EXERCISE DETAILS: Copy out all the data, word for word.

★ ★ ★ ★

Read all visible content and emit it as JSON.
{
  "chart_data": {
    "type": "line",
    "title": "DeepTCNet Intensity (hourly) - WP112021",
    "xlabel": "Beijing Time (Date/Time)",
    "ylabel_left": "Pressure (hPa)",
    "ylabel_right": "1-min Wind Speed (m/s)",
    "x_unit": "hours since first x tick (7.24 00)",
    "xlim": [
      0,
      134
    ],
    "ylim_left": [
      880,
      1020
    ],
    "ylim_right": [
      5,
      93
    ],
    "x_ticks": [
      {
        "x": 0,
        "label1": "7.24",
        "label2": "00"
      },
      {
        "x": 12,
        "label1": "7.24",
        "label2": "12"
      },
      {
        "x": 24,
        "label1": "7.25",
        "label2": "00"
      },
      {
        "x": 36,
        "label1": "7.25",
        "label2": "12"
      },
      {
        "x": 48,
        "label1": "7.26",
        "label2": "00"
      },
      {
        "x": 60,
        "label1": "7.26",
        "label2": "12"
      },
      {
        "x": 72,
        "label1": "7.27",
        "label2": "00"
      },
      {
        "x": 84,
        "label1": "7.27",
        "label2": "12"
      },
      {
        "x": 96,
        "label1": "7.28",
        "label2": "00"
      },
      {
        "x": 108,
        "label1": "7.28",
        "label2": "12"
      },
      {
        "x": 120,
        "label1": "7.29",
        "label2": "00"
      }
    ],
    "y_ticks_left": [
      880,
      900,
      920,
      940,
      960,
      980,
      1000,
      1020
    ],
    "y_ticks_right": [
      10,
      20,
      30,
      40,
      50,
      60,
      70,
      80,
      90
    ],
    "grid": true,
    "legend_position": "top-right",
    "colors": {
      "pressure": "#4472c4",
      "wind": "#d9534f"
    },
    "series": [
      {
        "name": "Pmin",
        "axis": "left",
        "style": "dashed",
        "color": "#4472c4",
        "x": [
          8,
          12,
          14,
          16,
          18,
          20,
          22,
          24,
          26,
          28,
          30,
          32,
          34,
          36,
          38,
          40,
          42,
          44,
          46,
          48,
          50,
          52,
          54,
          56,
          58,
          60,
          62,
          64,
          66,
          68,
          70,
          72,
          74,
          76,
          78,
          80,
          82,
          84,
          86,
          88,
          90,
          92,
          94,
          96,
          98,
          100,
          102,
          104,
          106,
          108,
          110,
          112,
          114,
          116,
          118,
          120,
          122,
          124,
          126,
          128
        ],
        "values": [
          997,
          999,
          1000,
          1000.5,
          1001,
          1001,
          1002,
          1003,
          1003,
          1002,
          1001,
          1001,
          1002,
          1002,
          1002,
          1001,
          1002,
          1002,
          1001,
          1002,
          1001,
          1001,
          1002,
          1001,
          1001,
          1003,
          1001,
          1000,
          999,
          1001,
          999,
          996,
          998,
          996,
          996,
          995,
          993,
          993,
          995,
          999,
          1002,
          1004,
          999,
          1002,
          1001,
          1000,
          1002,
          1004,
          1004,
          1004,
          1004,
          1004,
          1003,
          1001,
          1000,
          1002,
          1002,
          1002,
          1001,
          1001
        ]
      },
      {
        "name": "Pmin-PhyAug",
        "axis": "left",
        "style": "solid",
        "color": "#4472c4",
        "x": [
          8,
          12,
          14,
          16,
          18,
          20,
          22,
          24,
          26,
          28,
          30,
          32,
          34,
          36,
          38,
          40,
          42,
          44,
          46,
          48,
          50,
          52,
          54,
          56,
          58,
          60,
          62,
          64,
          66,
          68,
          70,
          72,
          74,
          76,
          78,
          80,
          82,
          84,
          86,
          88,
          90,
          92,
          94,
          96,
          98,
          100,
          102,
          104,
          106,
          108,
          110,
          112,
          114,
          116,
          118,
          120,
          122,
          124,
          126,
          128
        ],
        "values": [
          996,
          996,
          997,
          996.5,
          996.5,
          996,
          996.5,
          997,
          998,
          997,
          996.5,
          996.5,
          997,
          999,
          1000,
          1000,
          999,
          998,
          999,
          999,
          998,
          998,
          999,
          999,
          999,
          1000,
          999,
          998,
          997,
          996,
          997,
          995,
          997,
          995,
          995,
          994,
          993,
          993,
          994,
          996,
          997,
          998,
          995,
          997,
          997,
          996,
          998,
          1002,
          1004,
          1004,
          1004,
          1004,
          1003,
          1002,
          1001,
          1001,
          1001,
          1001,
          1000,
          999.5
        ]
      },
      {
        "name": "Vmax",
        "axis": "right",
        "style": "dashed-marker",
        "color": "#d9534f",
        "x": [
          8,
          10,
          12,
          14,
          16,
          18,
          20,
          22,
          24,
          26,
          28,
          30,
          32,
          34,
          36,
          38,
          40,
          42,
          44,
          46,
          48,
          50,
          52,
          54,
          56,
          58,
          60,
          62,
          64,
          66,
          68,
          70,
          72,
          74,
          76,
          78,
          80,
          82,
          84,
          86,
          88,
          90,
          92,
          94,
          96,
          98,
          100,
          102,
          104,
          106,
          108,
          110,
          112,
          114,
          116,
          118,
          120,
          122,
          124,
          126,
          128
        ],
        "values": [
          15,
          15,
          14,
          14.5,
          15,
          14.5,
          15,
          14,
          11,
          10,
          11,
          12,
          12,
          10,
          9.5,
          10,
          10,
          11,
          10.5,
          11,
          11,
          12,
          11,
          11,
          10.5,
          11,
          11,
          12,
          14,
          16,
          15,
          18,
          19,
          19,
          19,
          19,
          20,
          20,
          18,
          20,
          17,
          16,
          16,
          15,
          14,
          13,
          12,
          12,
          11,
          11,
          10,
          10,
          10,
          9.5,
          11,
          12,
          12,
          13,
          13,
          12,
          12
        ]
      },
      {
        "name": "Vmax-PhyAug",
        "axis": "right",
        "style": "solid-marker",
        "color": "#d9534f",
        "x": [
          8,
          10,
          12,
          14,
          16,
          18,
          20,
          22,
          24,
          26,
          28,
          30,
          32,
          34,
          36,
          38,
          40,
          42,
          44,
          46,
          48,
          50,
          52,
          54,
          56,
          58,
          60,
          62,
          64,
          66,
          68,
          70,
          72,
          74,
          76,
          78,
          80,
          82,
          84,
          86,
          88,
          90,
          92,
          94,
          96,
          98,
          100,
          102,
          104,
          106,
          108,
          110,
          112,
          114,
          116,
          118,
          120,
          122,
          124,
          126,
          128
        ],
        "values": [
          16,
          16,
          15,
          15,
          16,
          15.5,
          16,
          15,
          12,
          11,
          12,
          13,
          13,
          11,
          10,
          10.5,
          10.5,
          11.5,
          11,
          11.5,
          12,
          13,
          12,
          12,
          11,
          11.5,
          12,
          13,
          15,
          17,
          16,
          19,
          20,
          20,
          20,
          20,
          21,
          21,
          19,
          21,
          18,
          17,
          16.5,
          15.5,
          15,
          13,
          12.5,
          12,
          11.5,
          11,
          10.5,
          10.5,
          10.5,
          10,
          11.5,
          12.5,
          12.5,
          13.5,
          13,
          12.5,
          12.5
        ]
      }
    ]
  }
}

★ ★ ★ ★

EXERCISE RESULT:
Read all visible content and emit it as JSON.
{
  "chart_data": {
    "type": "line",
    "title": "DeepTCNet Intensity (hourly) - WP112021",
    "xlabel": "Beijing Time (Date/Time)",
    "ylabel_left": "Pressure (hPa)",
    "ylabel_right": "1-min Wind Speed (m/s)",
    "x_unit": "hours since first x tick (7.24 00)",
    "xlim": [
      0,
      134
    ],
    "ylim_left": [
      880,
      1020
    ],
    "ylim_right": [
      5,
      93
    ],
    "x_ticks": [
      {
        "x": 0,
        "label1": "7.24",
        "label2": "00"
      },
      {
        "x": 12,
        "label1": "7.24",
        "label2": "12"
      },
      {
        "x": 24,
        "label1": "7.25",
        "label2": "00"
      },
      {
        "x": 36,
        "label1": "7.25",
        "label2": "12"
      },
      {
        "x": 48,
        "label1": "7.26",
        "label2": "00"
      },
      {
        "x": 60,
        "label1": "7.26",
        "label2": "12"
      },
      {
        "x": 72,
        "label1": "7.27",
        "label2": "00"
      },
      {
        "x": 84,
        "label1": "7.27",
        "label2": "12"
      },
      {
        "x": 96,
        "label1": "7.28",
        "label2": "00"
      },
      {
        "x": 108,
        "label1": "7.28",
        "label2": "12"
      },
      {
        "x": 120,
        "label1": "7.29",
        "label2": "00"
      }
    ],
    "y_ticks_left": [
      880,
      900,
      920,
      940,
      960,
      980,
      1000,
      1020
    ],
    "y_ticks_right": [
      10,
      20,
      30,
      40,
      50,
      60,
      70,
      80,
      90
    ],
    "grid": true,
    "legend_position": "top-right",
    "colors": {
      "pressure": "#4472c4",
      "wind": "#d9534f"
    },
    "series": [
      {
        "name": "Pmin",
        "axis": "left",
        "style": "dashed",
        "color": "#4472c4",
        "x": [
          8,
          12,
          14,
          16,
          18,
          20,
          22,
          24,
          26,
          28,
          30,
          32,
          34,
          36,
          38,
          40,
          42,
          44,
          46,
          48,
          50,
          52,
          54,
          56,
          58,
          60,
          62,
          64,
          66,
          68,
          70,
          72,
          74,
          76,
          78,
          80,
          82,
          84,
          86,
          88,
          90,
          92,
          94,
          96,
          98,
          100,
          102,
          104,
          106,
          108,
          110,
          112,
          114,
          116,
          118,
          120,
          122,
          124,
          126,
          128
        ],
        "values": [
          997,
          999,
          1000,
          1000.5,
          1001,
          1001,
          1002,
          1003,
          1003,
          1002,
          1001,
          1001,
          1002,
          1002,
          1002,
          1001,
          1002,
          1002,
          1001,
          1002,
          1001,
          1001,
          1002,
          1001,
          1001,
          1003,
          1001,
          1000,
          999,
          1001,
          999,
          996,
          998,
          996,
          996,
          995,
          993,
          993,
          995,
          999,
          1002,
          1004,
          999,
          1002,
          1001,
          1000,
          1002,
          1004,
          1004,
          1004,
          1004,
          1004,
          1003,
          1001,
          1000,
          1002,
          1002,
          1002,
          1001,
          1001
        ]
      },
      {
        "name": "Pmin-PhyAug",
        "axis": "left",
        "style": "solid",
        "color": "#4472c4",
        "x": [
          8,
          12,
          14,
          16,
          18,
          20,
          22,
          24,
          26,
          28,
          30,
          32,
          34,
          36,
          38,
          40,
          42,
          44,
          46,
          48,
          50,
          52,
          54,
          56,
          58,
          60,
          62,
          64,
          66,
          68,
          70,
          72,
          74,
          76,
          78,
          80,
          82,
          84,
          86,
          88,
          90,
          92,
          94,
          96,
          98,
          100,
          102,
          104,
          106,
          108,
          110,
          112,
          114,
          116,
          118,
          120,
          122,
          124,
          126,
          128
        ],
        "values": [
          996,
          996,
          997,
          996.5,
          996.5,
          996,
          996.5,
          997,
          998,
          997,
          996.5,
          996.5,
          997,
          999,
          1000,
          1000,
          999,
          998,
          999,
          999,
          998,
          998,
          999,
          999,
          999,
          1000,
          999,
          998,
          997,
          996,
          997,
          995,
          997,
          995,
          995,
          994,
          993,
          993,
          994,
          996,
          997,
          998,
          995,
          997,
          997,
          996,
          998,
          1002,
          1004,
          1004,
          1004,
          1004,
          1003,
          1002,
          1001,
          1001,
          1001,
          1001,
          1000,
          999.5
        ]
      },
      {
        "name": "Vmax",
        "axis": "right",
        "style": "dashed-marker",
        "color": "#d9534f",
        "x": [
          8,
          10,
          12,
          14,
          16,
          18,
          20,
          22,
          24,
          26,
          28,
          30,
          32,
          34,
          36,
          38,
          40,
          42,
          44,
          46,
          48,
          50,
          52,
          54,
          56,
          58,
          60,
          62,
          64,
          66,
          68,
          70,
          72,
          74,
          76,
          78,
          80,
          82,
          84,
          86,
          88,
          90,
          92,
          94,
          96,
          98,
          100,
          102,
          104,
          106,
          108,
          110,
          112,
          114,
          116,
          118,
          120,
          122,
          124,
          126,
          128
        ],
        "values": [
          15,
          15,
          14,
          14.5,
          15,
          14.5,
          15,
          14,
          11,
          10,
          11,
          12,
          12,
          10,
          9.5,
          10,
          10,
          11,
          10.5,
          11,
          11,
          12,
          11,
          11,
          10.5,
          11,
          11,
          12,
          14,
          16,
          15,
          18,
          19,
          19,
          19,
          19,
          20,
          20,
          18,
          20,
          17,
          16,
          16,
          15,
          14,
          13,
          12,
          12,
          11,
          11,
          10,
          10,
          10,
          9.5,
          11,
          12,
          12,
          13,
          13,
          12,
          12
        ]
      },
      {
        "name": "Vmax-PhyAug",
        "axis": "right",
        "style": "solid-marker",
        "color": "#d9534f",
        "x": [
          8,
          10,
          12,
          14,
          16,
          18,
          20,
          22,
          24,
          26,
          28,
          30,
          32,
          34,
          36,
          38,
          40,
          42,
          44,
          46,
          48,
          50,
          52,
          54,
          56,
          58,
          60,
          62,
          64,
          66,
          68,
          70,
          72,
          74,
          76,
          78,
          80,
          82,
          84,
          86,
          88,
          90,
          92,
          94,
          96,
          98,
          100,
          102,
          104,
          106,
          108,
          110,
          112,
          114,
          116,
          118,
          120,
          122,
          124,
          126,
          128
        ],
        "values": [
          16,
          16,
          15,
          15,
          16,
          15.5,
          16,
          15,
          12,
          11,
          12,
          13,
          13,
          11,
          10,
          10.5,
          10.5,
          11.5,
          11,
          11.5,
          12,
          13,
          12,
          12,
          11,
          11.5,
          12,
          13,
          15,
          17,
          16,
          19,
          20,
          20,
          20,
          20,
          21,
          21,
          19,
          21,
          18,
          17,
          16.5,
          15.5,
          15,
          13,
          12.5,
          12,
          11.5,
          11,
          10.5,
          10.5,
          10.5,
          10,
          11.5,
          12.5,
          12.5,
          13.5,
          13,
          12.5,
          12.5
        ]
      }
    ]
  }
}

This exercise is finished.